STORED RECORDS:
------------------------------

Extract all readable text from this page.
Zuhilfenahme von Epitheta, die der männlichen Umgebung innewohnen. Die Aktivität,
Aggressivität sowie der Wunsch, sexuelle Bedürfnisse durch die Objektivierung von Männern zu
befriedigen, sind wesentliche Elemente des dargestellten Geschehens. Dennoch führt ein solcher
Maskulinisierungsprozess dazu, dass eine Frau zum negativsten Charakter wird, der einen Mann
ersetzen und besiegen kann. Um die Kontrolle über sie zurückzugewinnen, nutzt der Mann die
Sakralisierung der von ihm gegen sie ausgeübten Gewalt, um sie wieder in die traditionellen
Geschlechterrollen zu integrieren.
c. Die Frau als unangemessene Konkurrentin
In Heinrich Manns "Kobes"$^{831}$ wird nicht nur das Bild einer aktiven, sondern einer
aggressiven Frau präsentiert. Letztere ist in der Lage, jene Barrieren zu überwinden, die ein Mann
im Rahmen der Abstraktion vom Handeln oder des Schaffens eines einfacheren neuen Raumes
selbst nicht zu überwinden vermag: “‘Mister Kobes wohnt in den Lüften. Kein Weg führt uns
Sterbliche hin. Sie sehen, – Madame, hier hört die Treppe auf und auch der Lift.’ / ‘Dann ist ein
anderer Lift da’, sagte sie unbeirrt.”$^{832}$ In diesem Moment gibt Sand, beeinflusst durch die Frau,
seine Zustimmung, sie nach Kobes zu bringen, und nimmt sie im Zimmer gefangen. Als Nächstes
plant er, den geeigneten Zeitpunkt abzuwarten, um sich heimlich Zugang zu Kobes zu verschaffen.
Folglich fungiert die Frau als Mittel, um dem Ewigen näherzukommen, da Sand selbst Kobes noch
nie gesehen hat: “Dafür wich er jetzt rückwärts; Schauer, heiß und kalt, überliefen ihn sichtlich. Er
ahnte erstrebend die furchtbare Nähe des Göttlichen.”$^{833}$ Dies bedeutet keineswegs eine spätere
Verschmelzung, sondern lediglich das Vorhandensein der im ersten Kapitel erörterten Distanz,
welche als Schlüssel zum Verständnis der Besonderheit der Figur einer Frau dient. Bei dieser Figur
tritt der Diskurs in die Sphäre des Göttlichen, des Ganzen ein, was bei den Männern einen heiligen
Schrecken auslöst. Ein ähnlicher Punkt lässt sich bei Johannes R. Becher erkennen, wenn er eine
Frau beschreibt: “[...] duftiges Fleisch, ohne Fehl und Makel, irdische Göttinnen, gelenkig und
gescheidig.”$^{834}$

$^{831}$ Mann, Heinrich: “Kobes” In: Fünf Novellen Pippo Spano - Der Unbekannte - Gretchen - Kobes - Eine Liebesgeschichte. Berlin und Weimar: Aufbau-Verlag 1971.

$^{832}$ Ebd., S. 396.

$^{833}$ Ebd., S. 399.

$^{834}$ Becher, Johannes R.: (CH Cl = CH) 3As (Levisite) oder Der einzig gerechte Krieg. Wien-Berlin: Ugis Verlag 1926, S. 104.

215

------------------------------

AIM:
Reproduce the material above without altering a single character.

ANSWER FOR THIS EXERCISE:
Extract all readable text from this page.
Zuhilfenahme von Epitheta, die der männlichen Umgebung innewohnen. Die Aktivität,
Aggressivität sowie der Wunsch, sexuelle Bedürfnisse durch die Objektivierung von Männern zu
befriedigen, sind wesentliche Elemente des dargestellten Geschehens. Dennoch führt ein solcher
Maskulinisierungsprozess dazu, dass eine Frau zum negativsten Charakter wird, der einen Mann
ersetzen und besiegen kann. Um die Kontrolle über sie zurückzugewinnen, nutzt der Mann die
Sakralisierung der von ihm gegen sie ausgeübten Gewalt, um sie wieder in die traditionellen
Geschlechterrollen zu integrieren.
c. Die Frau als unangemessene Konkurrentin
In Heinrich Manns "Kobes"$^{831}$ wird nicht nur das Bild einer aktiven, sondern einer
aggressiven Frau präsentiert. Letztere ist in der Lage, jene Barrieren zu überwinden, die ein Mann
im Rahmen der Abstraktion vom Handeln oder des Schaffens eines einfacheren neuen Raumes
selbst nicht zu überwinden vermag: “‘Mister Kobes wohnt in den Lüften. Kein Weg führt uns
Sterbliche hin. Sie sehen, – Madame, hier hört die Treppe auf und auch der Lift.’ / ‘Dann ist ein
anderer Lift da’, sagte sie unbeirrt.”$^{832}$ In diesem Moment gibt Sand, beeinflusst durch die Frau,
seine Zustimmung, sie nach Kobes zu bringen, und nimmt sie im Zimmer gefangen. Als Nächstes
plant er, den geeigneten Zeitpunkt abzuwarten, um sich heimlich Zugang zu Kobes zu verschaffen.
Folglich fungiert die Frau als Mittel, um dem Ewigen näherzukommen, da Sand selbst Kobes noch
nie gesehen hat: “Dafür wich er jetzt rückwärts; Schauer, heiß und kalt, überliefen ihn sichtlich. Er
ahnte erstrebend die furchtbare Nähe des Göttlichen.”$^{833}$ Dies bedeutet keineswegs eine spätere
Verschmelzung, sondern lediglich das Vorhandensein der im ersten Kapitel erörterten Distanz,
welche als Schlüssel zum Verständnis der Besonderheit der Figur einer Frau dient. Bei dieser Figur
tritt der Diskurs in die Sphäre des Göttlichen, des Ganzen ein, was bei den Männern einen heiligen
Schrecken auslöst. Ein ähnlicher Punkt lässt sich bei Johannes R. Becher erkennen, wenn er eine
Frau beschreibt: “[...] duftiges Fleisch, ohne Fehl und Makel, irdische Göttinnen, gelenkig und
gescheidig.”$^{834}$

$^{831}$ Mann, Heinrich: “Kobes” In: Fünf Novellen Pippo Spano - Der Unbekannte - Gretchen - Kobes - Eine Liebesgeschichte. Berlin und Weimar: Aufbau-Verlag 1971.

$^{832}$ Ebd., S. 396.

$^{833}$ Ebd., S. 399.

$^{834}$ Becher, Johannes R.: (CH Cl = CH) 3As (Levisite) oder Der einzig gerechte Krieg. Wien-Berlin: Ugis Verlag 1926, S. 104.

215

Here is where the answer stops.